[DO THIS]
Each line that holds the word "your" should be returned.

[MATERIAL FOR THIS TASK]
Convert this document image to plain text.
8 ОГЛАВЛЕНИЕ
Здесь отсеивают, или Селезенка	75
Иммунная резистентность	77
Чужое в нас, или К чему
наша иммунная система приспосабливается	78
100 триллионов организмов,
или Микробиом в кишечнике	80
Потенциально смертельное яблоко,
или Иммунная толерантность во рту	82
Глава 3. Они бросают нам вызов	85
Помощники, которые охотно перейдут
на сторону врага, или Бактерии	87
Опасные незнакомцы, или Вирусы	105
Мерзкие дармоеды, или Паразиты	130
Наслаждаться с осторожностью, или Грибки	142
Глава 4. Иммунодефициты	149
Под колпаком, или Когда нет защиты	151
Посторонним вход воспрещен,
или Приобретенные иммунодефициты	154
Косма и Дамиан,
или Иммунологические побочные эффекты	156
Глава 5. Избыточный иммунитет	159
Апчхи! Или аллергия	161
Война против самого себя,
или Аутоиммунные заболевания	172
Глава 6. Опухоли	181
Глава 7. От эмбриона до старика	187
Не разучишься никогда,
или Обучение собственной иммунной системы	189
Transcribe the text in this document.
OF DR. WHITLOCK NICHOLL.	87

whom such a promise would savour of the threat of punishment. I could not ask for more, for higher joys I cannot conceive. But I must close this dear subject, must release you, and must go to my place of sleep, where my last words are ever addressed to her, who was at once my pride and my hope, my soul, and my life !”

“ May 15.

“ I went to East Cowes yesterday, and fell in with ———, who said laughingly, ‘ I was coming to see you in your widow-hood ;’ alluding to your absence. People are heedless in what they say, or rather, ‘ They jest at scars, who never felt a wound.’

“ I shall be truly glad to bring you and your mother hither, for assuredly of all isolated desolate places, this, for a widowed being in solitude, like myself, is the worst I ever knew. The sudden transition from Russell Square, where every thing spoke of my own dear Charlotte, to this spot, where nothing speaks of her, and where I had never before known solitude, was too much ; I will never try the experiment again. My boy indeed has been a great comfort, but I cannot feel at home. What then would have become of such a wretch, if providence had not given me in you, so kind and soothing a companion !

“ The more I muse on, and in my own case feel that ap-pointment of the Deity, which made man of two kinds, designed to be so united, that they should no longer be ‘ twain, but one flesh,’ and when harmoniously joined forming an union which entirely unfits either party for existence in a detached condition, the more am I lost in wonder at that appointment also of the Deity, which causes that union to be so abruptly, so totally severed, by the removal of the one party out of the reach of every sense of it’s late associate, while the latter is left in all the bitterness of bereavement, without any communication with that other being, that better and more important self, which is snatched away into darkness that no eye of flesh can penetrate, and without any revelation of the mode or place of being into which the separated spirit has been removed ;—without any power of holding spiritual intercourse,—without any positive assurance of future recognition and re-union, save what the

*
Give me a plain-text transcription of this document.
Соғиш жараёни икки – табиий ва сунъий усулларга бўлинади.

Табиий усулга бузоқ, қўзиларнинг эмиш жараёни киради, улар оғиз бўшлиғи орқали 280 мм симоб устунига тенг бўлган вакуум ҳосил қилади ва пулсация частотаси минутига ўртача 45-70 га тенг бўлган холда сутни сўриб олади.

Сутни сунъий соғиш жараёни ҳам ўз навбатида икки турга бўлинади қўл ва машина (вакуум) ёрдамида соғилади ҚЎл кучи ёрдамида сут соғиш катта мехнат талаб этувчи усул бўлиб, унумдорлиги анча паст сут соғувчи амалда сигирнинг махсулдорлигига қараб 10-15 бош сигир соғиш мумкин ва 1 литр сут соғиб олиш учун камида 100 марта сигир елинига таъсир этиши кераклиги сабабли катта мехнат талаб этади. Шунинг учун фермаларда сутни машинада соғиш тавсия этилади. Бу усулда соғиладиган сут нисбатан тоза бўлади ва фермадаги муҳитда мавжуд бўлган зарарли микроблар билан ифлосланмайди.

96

[WRITTEN ANSWER]
“ I went to East Cowes yesterday, and fell in with ———, who said laughingly, ‘ I was coming to see you in your widow-hood ;’ alluding to your absence. People are heedless in what they say, or rather, ‘ They jest at scars, who never felt a wound.’
“ I shall be truly glad to bring you and your mother hither, for assuredly of all isolated desolate places, this, for a widowed being in solitude, like myself, is the worst I ever knew. The sudden transition from Russell Square, where every thing spoke of my own dear Charlotte, to this spot, where nothing speaks of her, and where I had never before known solitude, was too much ; I will never try the experiment again. My boy indeed has been a great comfort, but I cannot feel at home. What then would have become of such a wretch, if providence had not given me in you, so kind and soothing a companion !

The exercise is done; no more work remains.